EXERCISE PROMPT
Show, in full, each line of the data that contains "breadcrumb".

TASK MATERIAL
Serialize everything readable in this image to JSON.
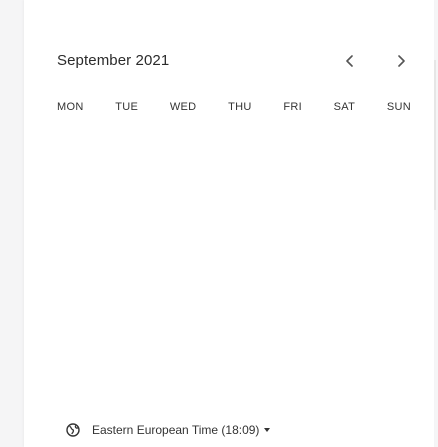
{
  "calendar": {
    "month_title": "September 2021",
    "weekdays": [
      "MON",
      "TUE",
      "WED",
      "THU",
      "FRI",
      "SAT",
      "SUN"
    ],
    "nav": {
      "prev_icon": "chevron-left-icon",
      "next_icon": "chevron-right-icon"
    }
  },
  "timezone": {
    "icon": "globe-icon",
    "label": "Eastern European Time (18:09)",
    "dropdown_icon": "caret-down-icon"
  },
  "colors": {
    "background": "#f5f5f6",
    "panel": "#ffffff",
    "text": "#2b2b2b"
  }
}
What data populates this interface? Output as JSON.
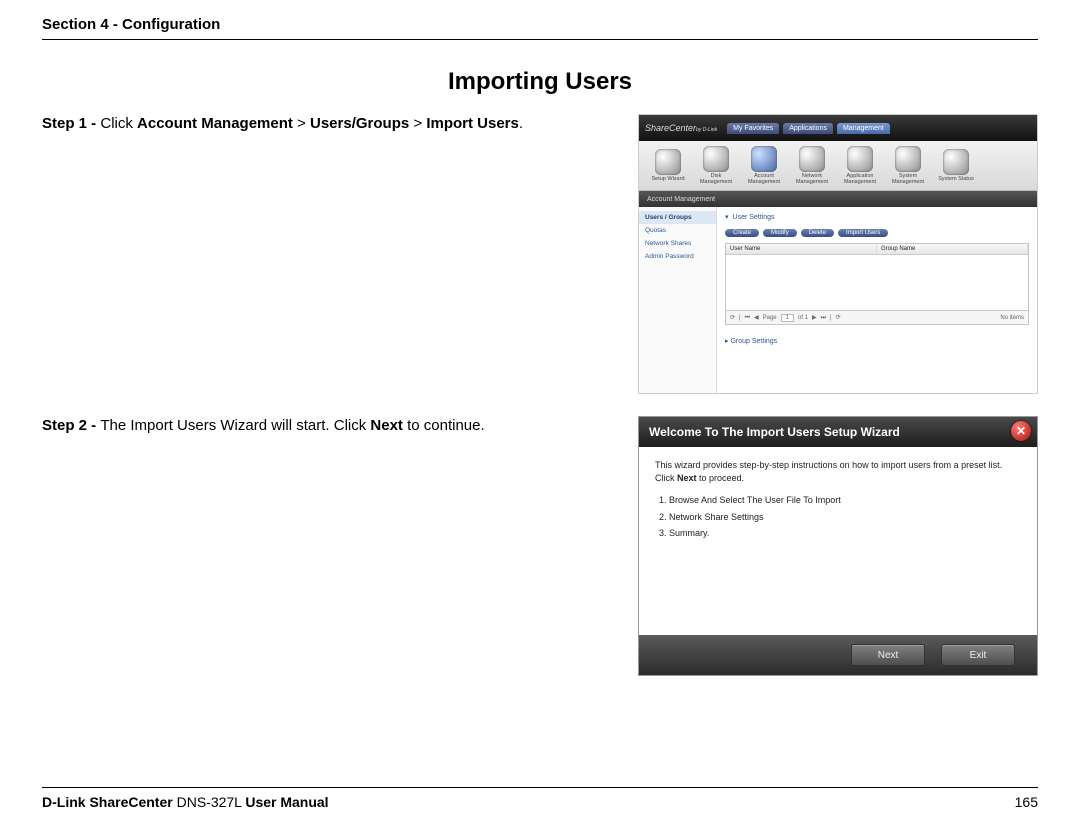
{
  "header": {
    "section": "Section 4 - Configuration"
  },
  "title": "Importing Users",
  "step1": {
    "prefix": "Step 1 - ",
    "before": "Click ",
    "bold1": "Account Management",
    "sep1": " > ",
    "bold2": "Users/Groups",
    "sep2": " > ",
    "bold3": "Import Users",
    "after": "."
  },
  "sharecenter": {
    "logo": "ShareCenter",
    "sublogo": "by D-Link",
    "tabs": [
      "My Favorites",
      "Applications",
      "Management"
    ],
    "tools": [
      "Setup Wizard",
      "Disk Management",
      "Account Management",
      "Network Management",
      "Application Management",
      "System Management",
      "System Status"
    ],
    "breadcrumb": "Account Management",
    "sidebar": [
      "Users / Groups",
      "Quotas",
      "Network Shares",
      "Admin Password"
    ],
    "user_settings_h": "User Settings",
    "buttons": [
      "Create",
      "Modify",
      "Delete",
      "Import Users"
    ],
    "cols": [
      "User Name",
      "Group Name"
    ],
    "pager": {
      "page_lbl": "Page",
      "page_val": "1",
      "of": "of 1",
      "no_items": "No items"
    },
    "group_h": "Group Settings"
  },
  "step2": {
    "prefix": "Step 2 - ",
    "before": "The Import Users Wizard will start. Click ",
    "bold": "Next",
    "after": " to continue."
  },
  "wizard": {
    "title": "Welcome To The Import Users Setup Wizard",
    "intro_before": "This wizard provides step-by-step instructions on how to import users from a preset list. Click ",
    "intro_bold": "Next",
    "intro_after": " to proceed.",
    "steps": [
      "Browse And Select The User File To Import",
      "Network Share Settings",
      "Summary."
    ],
    "next": "Next",
    "exit": "Exit"
  },
  "footer": {
    "brand": "D-Link ShareCenter",
    "model_part": " DNS-327L ",
    "doc": "User Manual",
    "page": "165"
  }
}
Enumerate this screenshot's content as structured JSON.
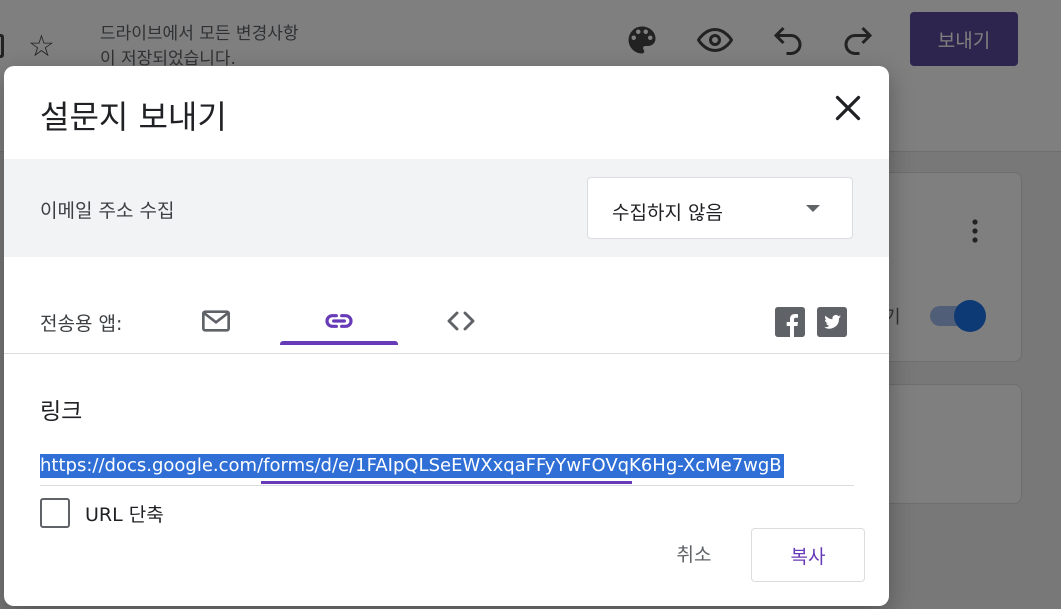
{
  "background": {
    "save_status": "드라이브에서 모든 변경사항\n이 저장되었습니다.",
    "toolbar_icons": [
      "palette-icon",
      "eye-icon",
      "undo-icon",
      "redo-icon"
    ],
    "send_button_label": "보내기",
    "card_link_fragment": "기",
    "card_toggle_label_fragment": "기"
  },
  "dialog": {
    "title": "설문지 보내기",
    "email_collection": {
      "label": "이메일 주소 수집",
      "selected": "수집하지 않음"
    },
    "send_via": {
      "label": "전송용 앱:",
      "tabs": [
        {
          "icon": "mail-icon",
          "active": false
        },
        {
          "icon": "link-icon",
          "active": true
        },
        {
          "icon": "code-icon",
          "active": false
        }
      ],
      "social": [
        "facebook-icon",
        "twitter-icon"
      ]
    },
    "link_section": {
      "heading": "링크",
      "url": "https://docs.google.com/forms/d/e/1FAIpQLSeEWXxqaFFyYwFOVqK6Hg-XcMe7wgB",
      "shorten_label": "URL 단축",
      "shorten_checked": false
    },
    "actions": {
      "cancel_label": "취소",
      "copy_label": "복사"
    }
  },
  "colors": {
    "accent": "#673ab7",
    "selection": "#2f6fd6",
    "icon": "#5f6368"
  }
}
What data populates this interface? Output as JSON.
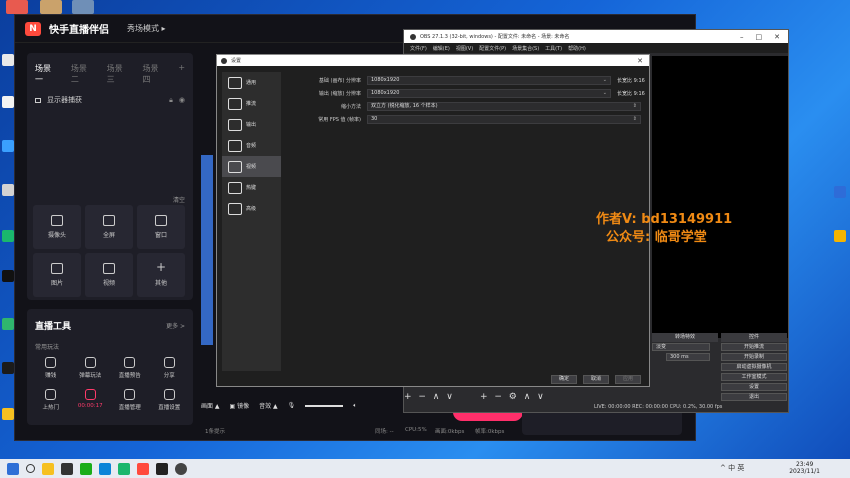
{
  "kuaishou": {
    "logo_glyph": "N",
    "app_title": "快手直播伴侣",
    "mode": "秀场模式 ▸",
    "scenes": [
      "场景一",
      "场景二",
      "场景三",
      "场景四",
      "+"
    ],
    "source_label": "显示器捕获",
    "clear": "清空",
    "grid": [
      {
        "label": "摄像头",
        "icon": "camera-icon"
      },
      {
        "label": "全屏",
        "icon": "monitor-icon"
      },
      {
        "label": "窗口",
        "icon": "window-icon"
      },
      {
        "label": "图片",
        "icon": "image-icon"
      },
      {
        "label": "视频",
        "icon": "video-icon"
      },
      {
        "label": "其他",
        "icon": "plus-icon",
        "glyph": "+"
      }
    ],
    "tools_title": "直播工具",
    "tools_more": "更多 >",
    "tools_sub": "常用玩法",
    "tools": [
      {
        "label": "赚钱"
      },
      {
        "label": "弹幕玩法"
      },
      {
        "label": "直播预告"
      },
      {
        "label": "分享"
      },
      {
        "label": "上热门"
      },
      {
        "label": "00:00:17",
        "live": true
      },
      {
        "label": "直播管理"
      },
      {
        "label": "直播设置"
      }
    ],
    "bottom": {
      "screen": "画面 ▲",
      "mirror": "镜像",
      "audio": "音效 ▲"
    },
    "status": {
      "hint": "1条提示",
      "viewers": "同场: --",
      "cpu": "CPU:5%",
      "upload": "画面:0kbps",
      "bitrate": "帧率:0kbps"
    }
  },
  "obs": {
    "title": "OBS 27.1.3 (32-bit, windows) - 配置文件: 未命名 - 场景: 未命名",
    "menu": [
      "文件(F)",
      "编辑(E)",
      "视图(V)",
      "配置文件(P)",
      "场景集合(S)",
      "工具(T)",
      "帮助(H)"
    ],
    "dock_transition": "转场特效",
    "dock_controls": "控件",
    "controls": [
      "开始推流",
      "开始录制",
      "启动虚拟摄像机",
      "工作室模式",
      "设置",
      "退出"
    ],
    "fade": "淡变",
    "duration": "300 ms",
    "status_bar": "LIVE: 00:00:00    REC: 00:00:00    CPU: 0.2%, 30.00 fps"
  },
  "settings": {
    "title": "设置",
    "nav": [
      "通用",
      "推流",
      "输出",
      "音频",
      "视频",
      "热键",
      "高级"
    ],
    "selected_nav": 4,
    "rows": [
      {
        "label": "基础 (画布) 分辨率",
        "value": "1080x1920",
        "ratio": "长宽比 9:16"
      },
      {
        "label": "输出 (缩放) 分辨率",
        "value": "1080x1920",
        "ratio": "长宽比 9:16"
      },
      {
        "label": "缩小方法",
        "value": "双立方 (锐化缩放, 16 个样本)"
      },
      {
        "label": "常用 FPS 值 (帧率)",
        "value": "30"
      }
    ],
    "buttons": [
      "确定",
      "取消",
      "应用"
    ]
  },
  "watermark": {
    "line1": "作者V: bd13149911",
    "line2": "公众号: 临哥学堂"
  },
  "taskbar": {
    "time": "23:49",
    "date": "2023/11/1",
    "tray": "^  中  英"
  }
}
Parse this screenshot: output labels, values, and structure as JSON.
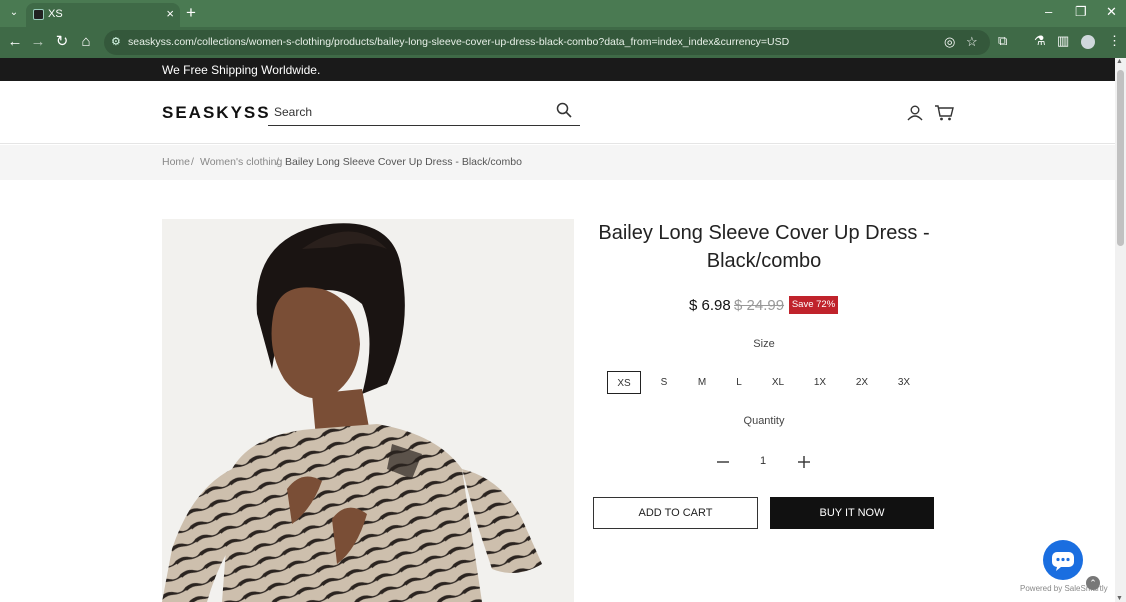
{
  "browser": {
    "tab_title": "XS",
    "url": "seaskyss.com/collections/women-s-clothing/products/bailey-long-sleeve-cover-up-dress-black-combo?data_from=index_index&currency=USD",
    "accent": "#4a7a52"
  },
  "announcement": "We Free Shipping Worldwide.",
  "header": {
    "logo": "SEASKYSS",
    "search_placeholder": "Search"
  },
  "breadcrumb": {
    "home": "Home",
    "category": "Women's clothing",
    "separator": "/",
    "current": "Bailey Long Sleeve Cover Up Dress - Black/combo"
  },
  "product": {
    "title": "Bailey Long Sleeve Cover Up Dress - Black/combo",
    "price": "$ 6.98",
    "compare_price": "$ 24.99",
    "save_badge": "Save 72%",
    "size_label": "Size",
    "sizes": [
      "XS",
      "S",
      "M",
      "L",
      "XL",
      "1X",
      "2X",
      "3X"
    ],
    "selected_size": "XS",
    "quantity_label": "Quantity",
    "quantity": "1",
    "add_to_cart": "ADD TO CART",
    "buy_now": "BUY IT NOW"
  },
  "widget": {
    "powered_by": "Powered by SaleSmartly",
    "chat_color": "#1a6ee0"
  }
}
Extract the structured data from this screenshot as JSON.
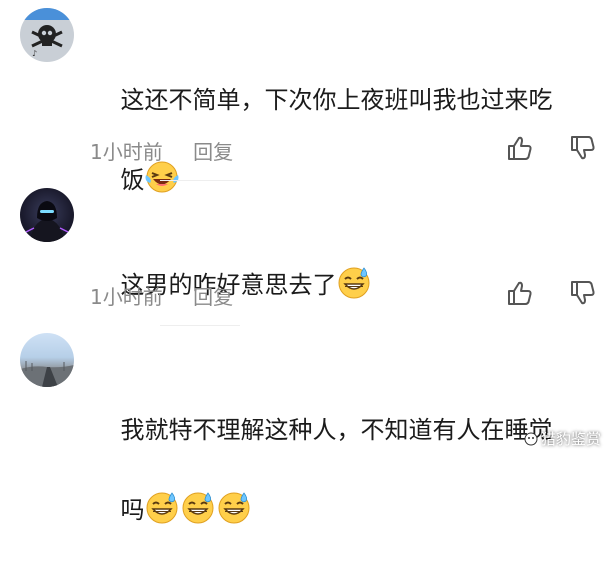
{
  "comments": [
    {
      "text_line1": "这还不简单，下次你上夜班叫我也过来吃",
      "text_line2": "饭",
      "emojis": [
        "laughing-tears-emoji"
      ],
      "time": "1小时前",
      "reply": "回复"
    },
    {
      "text": "这男的咋好意思去了",
      "emojis": [
        "sweat-smile-emoji"
      ],
      "time": "1小时前",
      "reply": "回复"
    },
    {
      "text_line1": "我就特不理解这种人，不知道有人在睡觉",
      "text_line2": "吗",
      "emojis": [
        "sweat-smile-emoji",
        "sweat-smile-emoji",
        "sweat-smile-emoji"
      ]
    }
  ],
  "watermark": "猎豹鉴赏",
  "colors": {
    "text": "#1b1b1b",
    "meta": "#8a8a8a",
    "emoji_yellow": "#ffcf4a"
  }
}
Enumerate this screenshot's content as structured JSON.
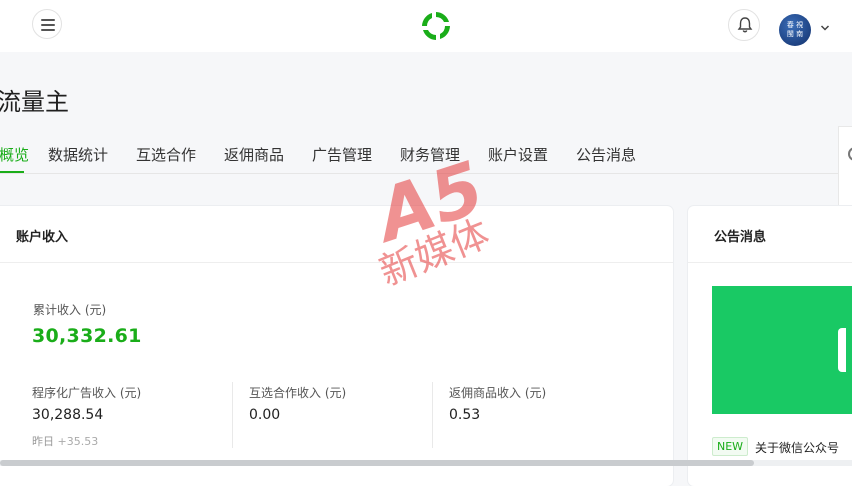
{
  "header": {
    "menu_icon": "hamburger-menu-icon",
    "logo_icon": "wechat-pay-swirl-logo",
    "bell_icon": "bell-icon",
    "avatar_text": [
      "春",
      "視",
      "閩",
      "南"
    ],
    "dropdown_icon": "chevron-down-icon"
  },
  "page": {
    "title": "流量主"
  },
  "tabs": [
    {
      "label": "概览",
      "active": true
    },
    {
      "label": "数据统计"
    },
    {
      "label": "互选合作"
    },
    {
      "label": "返佣商品"
    },
    {
      "label": "广告管理"
    },
    {
      "label": "财务管理"
    },
    {
      "label": "账户设置"
    },
    {
      "label": "公告消息"
    }
  ],
  "income": {
    "title": "账户收入",
    "total_label": "累计收入 (元)",
    "total_value": "30,332.61",
    "metrics": [
      {
        "label": "程序化广告收入 (元)",
        "value": "30,288.54",
        "sub_label": "昨日",
        "sub_delta": "+35.53"
      },
      {
        "label": "互选合作收入 (元)",
        "value": "0.00"
      },
      {
        "label": "返佣商品收入 (元)",
        "value": "0.53"
      }
    ]
  },
  "notice": {
    "title": "公告消息",
    "badge": "NEW",
    "item_text": "关于微信公众号"
  },
  "watermark": {
    "text": "新媒体",
    "mark": "A5"
  },
  "colors": {
    "accent": "#1aad19",
    "banner": "#19c964",
    "watermark": "#e43a3a"
  }
}
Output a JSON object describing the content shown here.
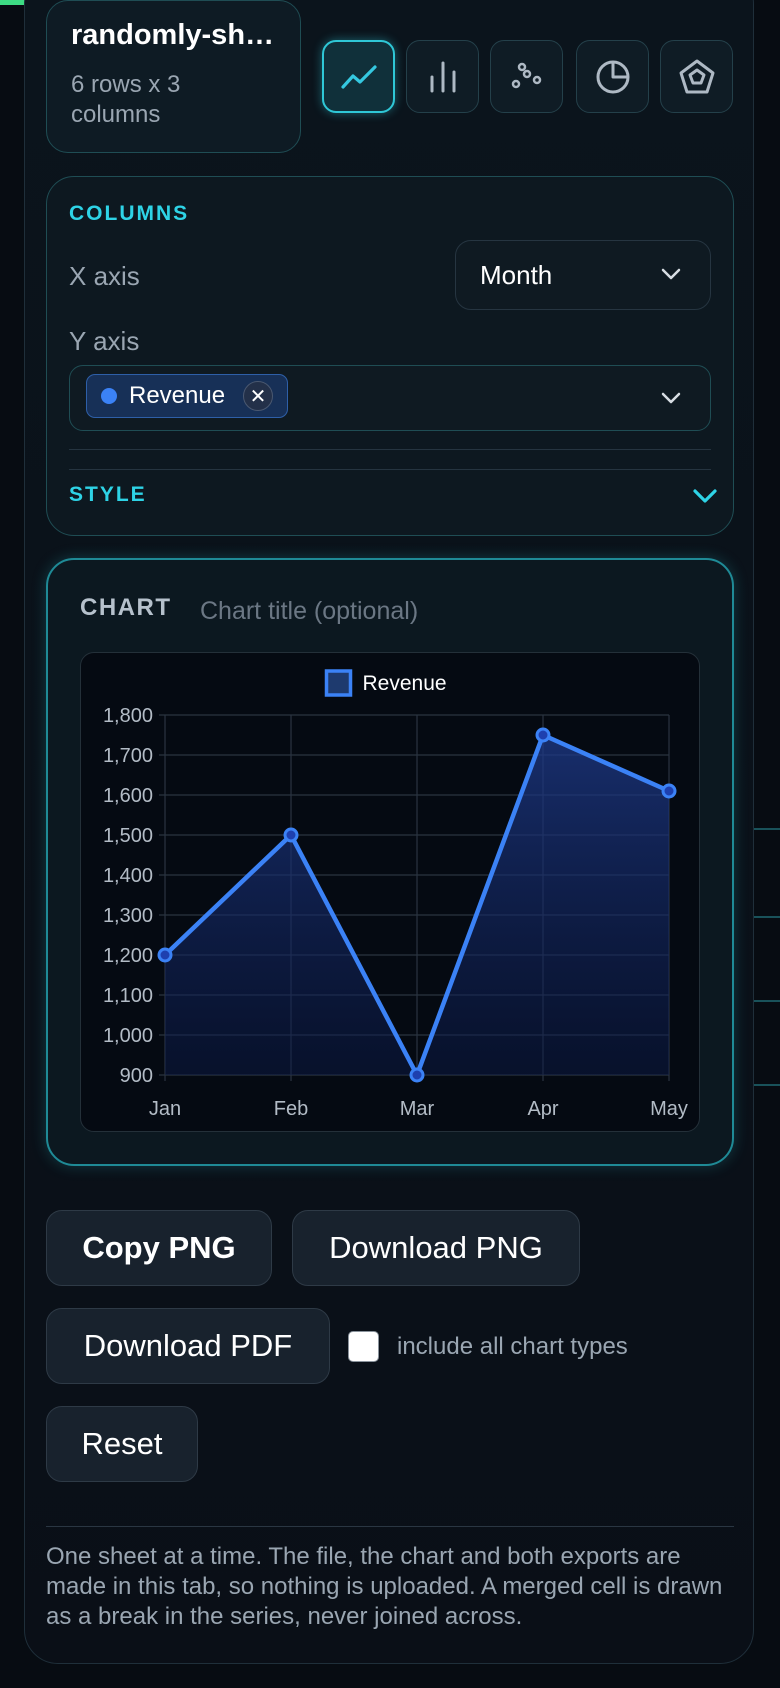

REPLY TO THE EXERCISE
    "breadcrumb": "Account Management",
  "breadcrumb": {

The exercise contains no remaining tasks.